Material to process
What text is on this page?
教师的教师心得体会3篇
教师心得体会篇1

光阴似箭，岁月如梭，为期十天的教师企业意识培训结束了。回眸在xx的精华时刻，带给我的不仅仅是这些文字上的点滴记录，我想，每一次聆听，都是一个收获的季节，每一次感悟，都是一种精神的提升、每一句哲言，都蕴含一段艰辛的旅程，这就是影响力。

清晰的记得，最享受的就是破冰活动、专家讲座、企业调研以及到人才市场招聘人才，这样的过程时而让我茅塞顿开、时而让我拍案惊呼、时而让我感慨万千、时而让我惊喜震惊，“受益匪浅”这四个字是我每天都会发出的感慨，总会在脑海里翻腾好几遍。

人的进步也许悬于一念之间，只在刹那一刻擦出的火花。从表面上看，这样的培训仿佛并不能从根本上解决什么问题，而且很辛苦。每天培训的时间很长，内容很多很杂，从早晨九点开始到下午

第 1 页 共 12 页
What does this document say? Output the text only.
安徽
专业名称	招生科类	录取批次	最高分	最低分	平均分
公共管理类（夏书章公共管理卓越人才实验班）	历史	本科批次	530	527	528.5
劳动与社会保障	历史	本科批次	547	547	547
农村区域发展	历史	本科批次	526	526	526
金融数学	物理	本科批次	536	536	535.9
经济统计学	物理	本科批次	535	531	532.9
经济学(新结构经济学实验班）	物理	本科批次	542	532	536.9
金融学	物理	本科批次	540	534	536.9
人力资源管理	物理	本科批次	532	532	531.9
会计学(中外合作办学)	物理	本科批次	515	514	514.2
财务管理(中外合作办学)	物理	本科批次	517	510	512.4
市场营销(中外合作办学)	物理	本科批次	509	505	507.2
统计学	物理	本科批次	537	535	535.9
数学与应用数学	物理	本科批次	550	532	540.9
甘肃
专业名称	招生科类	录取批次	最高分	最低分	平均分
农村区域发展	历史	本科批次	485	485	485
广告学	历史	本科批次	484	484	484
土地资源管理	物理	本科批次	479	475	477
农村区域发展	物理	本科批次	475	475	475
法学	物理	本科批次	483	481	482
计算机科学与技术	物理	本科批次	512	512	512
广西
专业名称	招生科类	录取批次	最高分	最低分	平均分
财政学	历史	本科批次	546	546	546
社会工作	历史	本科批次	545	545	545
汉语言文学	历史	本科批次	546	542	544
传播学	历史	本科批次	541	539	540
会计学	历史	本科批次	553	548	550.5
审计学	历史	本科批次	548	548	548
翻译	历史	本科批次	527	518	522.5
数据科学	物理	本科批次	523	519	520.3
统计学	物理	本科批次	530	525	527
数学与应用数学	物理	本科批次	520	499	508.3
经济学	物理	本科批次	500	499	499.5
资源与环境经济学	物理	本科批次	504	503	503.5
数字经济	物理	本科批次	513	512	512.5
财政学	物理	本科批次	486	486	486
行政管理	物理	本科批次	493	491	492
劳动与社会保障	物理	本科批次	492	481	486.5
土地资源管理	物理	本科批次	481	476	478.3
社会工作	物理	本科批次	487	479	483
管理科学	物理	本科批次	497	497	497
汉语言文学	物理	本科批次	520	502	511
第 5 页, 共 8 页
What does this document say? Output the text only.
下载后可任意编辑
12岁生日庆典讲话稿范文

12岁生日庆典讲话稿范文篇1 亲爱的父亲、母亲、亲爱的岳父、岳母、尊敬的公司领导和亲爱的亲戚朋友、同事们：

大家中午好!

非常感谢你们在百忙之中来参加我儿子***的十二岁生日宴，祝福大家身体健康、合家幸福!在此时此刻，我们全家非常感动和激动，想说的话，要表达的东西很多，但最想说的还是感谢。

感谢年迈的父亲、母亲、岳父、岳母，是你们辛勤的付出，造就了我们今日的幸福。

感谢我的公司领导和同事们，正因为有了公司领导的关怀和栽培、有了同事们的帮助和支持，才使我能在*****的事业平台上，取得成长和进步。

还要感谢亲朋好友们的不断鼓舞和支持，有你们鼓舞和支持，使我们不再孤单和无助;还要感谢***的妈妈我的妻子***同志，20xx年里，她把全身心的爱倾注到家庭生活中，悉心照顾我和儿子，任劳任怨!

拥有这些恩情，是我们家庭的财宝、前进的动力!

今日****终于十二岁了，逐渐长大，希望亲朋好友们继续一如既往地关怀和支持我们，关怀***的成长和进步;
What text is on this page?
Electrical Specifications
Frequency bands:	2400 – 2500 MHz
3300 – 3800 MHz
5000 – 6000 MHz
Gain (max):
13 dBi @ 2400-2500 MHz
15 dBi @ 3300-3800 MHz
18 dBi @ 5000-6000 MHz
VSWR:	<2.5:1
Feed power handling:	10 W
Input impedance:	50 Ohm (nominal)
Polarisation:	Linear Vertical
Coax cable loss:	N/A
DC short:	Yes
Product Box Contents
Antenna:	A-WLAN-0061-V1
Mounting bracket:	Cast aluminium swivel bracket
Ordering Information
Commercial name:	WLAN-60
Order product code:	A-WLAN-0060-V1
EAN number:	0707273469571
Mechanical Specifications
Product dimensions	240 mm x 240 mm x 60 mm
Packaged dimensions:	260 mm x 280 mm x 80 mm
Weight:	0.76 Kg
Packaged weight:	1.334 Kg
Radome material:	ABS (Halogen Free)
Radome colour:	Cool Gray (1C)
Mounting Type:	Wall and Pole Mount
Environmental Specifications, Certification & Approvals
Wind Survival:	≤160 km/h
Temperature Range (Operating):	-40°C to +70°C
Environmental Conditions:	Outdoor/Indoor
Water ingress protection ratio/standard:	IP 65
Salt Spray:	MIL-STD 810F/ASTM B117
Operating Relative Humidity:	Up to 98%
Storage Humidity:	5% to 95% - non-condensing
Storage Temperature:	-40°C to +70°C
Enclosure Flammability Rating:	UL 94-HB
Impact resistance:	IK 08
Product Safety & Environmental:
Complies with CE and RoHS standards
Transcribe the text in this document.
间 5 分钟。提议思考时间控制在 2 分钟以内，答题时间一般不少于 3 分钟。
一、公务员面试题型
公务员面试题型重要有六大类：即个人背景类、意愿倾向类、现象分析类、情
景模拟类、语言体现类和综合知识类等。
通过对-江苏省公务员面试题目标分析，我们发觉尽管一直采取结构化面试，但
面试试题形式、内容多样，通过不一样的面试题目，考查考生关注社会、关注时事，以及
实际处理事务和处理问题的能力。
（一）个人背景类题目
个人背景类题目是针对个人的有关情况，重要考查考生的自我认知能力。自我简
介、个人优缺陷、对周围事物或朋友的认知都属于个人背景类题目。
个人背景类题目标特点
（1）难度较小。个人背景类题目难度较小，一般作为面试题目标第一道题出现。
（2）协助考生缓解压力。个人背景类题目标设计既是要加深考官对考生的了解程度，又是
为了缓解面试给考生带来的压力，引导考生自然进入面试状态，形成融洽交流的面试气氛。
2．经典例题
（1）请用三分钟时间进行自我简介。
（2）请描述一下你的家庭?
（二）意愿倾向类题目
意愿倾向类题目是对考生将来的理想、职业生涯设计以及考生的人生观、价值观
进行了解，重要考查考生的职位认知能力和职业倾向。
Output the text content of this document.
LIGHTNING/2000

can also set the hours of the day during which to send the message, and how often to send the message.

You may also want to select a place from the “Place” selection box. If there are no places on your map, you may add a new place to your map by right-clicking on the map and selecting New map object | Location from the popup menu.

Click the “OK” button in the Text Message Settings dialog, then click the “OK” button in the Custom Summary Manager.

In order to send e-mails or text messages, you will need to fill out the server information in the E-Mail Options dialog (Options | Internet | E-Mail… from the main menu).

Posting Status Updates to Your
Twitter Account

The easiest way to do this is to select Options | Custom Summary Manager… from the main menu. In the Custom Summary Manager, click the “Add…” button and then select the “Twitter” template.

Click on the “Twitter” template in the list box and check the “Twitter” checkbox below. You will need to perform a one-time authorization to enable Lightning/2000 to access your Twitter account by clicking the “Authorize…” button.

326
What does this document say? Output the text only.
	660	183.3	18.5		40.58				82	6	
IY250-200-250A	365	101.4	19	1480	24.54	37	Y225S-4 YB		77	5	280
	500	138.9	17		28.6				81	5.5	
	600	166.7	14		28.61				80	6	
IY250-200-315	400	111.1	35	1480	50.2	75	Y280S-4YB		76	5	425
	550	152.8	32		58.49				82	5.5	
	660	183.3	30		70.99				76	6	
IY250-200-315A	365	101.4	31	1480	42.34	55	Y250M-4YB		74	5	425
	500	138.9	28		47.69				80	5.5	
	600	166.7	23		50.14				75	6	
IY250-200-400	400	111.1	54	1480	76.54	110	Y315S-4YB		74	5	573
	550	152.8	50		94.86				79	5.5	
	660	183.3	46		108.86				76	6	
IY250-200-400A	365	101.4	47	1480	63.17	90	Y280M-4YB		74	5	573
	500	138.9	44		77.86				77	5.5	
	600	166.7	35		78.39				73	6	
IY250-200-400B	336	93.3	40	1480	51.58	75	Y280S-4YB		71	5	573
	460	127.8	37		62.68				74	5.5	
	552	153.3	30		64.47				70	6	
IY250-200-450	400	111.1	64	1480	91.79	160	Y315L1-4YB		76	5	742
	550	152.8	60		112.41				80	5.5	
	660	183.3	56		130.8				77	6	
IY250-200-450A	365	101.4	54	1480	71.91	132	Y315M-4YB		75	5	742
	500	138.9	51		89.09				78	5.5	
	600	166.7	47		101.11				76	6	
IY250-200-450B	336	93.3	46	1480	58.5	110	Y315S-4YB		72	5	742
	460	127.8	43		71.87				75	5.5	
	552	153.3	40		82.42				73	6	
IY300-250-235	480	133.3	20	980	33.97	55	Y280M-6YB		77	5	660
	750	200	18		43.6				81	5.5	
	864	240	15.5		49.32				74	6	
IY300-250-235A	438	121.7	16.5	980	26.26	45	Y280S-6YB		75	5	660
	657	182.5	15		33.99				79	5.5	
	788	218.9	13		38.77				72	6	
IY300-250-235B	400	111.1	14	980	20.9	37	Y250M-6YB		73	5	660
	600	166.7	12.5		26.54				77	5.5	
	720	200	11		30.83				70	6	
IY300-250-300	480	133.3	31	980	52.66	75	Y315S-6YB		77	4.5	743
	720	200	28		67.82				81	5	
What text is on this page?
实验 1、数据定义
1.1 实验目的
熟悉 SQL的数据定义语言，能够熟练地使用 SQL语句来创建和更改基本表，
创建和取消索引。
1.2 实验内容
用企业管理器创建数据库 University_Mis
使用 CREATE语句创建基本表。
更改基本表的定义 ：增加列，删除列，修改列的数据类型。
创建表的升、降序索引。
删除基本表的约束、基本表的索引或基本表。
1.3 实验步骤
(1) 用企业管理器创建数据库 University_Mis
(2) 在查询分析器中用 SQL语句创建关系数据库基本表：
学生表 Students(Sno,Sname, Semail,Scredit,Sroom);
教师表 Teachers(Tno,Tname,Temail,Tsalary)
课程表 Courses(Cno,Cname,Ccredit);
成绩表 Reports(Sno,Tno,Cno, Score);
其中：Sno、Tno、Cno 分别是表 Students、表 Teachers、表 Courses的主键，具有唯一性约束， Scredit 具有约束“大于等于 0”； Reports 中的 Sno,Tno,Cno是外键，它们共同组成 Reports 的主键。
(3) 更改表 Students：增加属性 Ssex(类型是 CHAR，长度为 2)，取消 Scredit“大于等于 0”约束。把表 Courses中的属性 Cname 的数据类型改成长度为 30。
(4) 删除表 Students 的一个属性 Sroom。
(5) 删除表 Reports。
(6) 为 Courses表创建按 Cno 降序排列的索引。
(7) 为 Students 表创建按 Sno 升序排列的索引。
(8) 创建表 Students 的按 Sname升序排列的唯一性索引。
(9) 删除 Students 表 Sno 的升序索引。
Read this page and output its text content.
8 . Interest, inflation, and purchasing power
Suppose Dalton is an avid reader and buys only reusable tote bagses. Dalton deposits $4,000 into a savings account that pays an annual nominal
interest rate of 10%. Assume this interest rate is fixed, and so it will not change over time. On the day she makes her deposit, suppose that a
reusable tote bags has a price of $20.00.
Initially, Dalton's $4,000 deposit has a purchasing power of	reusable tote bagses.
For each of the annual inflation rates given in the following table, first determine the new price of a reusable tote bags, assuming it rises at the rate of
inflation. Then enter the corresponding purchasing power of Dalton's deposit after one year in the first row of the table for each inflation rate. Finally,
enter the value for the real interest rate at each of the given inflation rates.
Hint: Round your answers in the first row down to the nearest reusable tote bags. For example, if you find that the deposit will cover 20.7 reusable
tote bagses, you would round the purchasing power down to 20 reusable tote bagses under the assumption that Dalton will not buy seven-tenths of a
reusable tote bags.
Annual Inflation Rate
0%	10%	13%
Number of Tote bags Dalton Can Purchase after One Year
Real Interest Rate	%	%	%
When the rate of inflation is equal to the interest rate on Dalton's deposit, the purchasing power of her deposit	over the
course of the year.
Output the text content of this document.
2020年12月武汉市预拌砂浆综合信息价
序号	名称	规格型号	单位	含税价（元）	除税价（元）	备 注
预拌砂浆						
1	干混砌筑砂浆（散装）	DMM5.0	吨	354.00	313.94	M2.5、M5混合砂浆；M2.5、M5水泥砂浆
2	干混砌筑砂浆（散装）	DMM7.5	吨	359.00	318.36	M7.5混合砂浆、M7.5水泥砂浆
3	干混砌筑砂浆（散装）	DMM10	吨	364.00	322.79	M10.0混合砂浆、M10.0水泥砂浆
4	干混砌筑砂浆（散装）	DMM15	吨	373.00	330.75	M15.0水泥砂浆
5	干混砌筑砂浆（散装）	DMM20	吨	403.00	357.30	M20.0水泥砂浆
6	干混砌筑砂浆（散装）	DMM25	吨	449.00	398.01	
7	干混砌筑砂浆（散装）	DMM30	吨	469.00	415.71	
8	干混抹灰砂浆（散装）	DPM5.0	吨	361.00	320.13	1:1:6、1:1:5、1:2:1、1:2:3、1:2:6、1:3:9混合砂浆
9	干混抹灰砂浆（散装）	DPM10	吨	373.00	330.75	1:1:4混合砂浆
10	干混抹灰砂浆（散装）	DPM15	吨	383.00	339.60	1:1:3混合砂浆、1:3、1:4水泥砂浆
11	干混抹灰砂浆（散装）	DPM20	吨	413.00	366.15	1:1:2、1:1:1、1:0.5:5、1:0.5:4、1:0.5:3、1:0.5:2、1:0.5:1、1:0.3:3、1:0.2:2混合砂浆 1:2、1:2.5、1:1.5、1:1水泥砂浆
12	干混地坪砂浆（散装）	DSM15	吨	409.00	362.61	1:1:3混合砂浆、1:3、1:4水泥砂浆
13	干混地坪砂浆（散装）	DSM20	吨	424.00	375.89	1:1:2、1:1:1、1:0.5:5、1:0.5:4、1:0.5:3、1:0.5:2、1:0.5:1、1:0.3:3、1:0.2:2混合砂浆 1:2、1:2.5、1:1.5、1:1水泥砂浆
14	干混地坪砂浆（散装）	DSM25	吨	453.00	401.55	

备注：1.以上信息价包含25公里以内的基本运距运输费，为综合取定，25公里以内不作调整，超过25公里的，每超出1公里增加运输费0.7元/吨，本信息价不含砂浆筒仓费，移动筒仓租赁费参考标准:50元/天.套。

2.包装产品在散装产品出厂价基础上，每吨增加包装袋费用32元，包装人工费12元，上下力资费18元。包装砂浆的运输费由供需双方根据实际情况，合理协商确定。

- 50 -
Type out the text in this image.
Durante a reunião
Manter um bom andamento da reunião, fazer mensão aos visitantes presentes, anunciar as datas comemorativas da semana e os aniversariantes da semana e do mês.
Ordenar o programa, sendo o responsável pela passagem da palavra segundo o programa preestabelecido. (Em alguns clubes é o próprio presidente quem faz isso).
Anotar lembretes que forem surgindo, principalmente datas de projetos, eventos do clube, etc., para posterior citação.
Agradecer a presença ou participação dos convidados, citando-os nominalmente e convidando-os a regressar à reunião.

What is required
The lines to collect are those holding the string "Options"; copy them all.

Exercise answer
In order to send e-mails or text messages, you will need to fill out the server information in the E-Mail Options dialog (Options | Internet | E-Mail… from the main menu).
The easiest way to do this is to select Options | Custom Summary Manager… from the main menu. In the Custom Summary Manager, click the “Add…” button and then select the “Twitter” template.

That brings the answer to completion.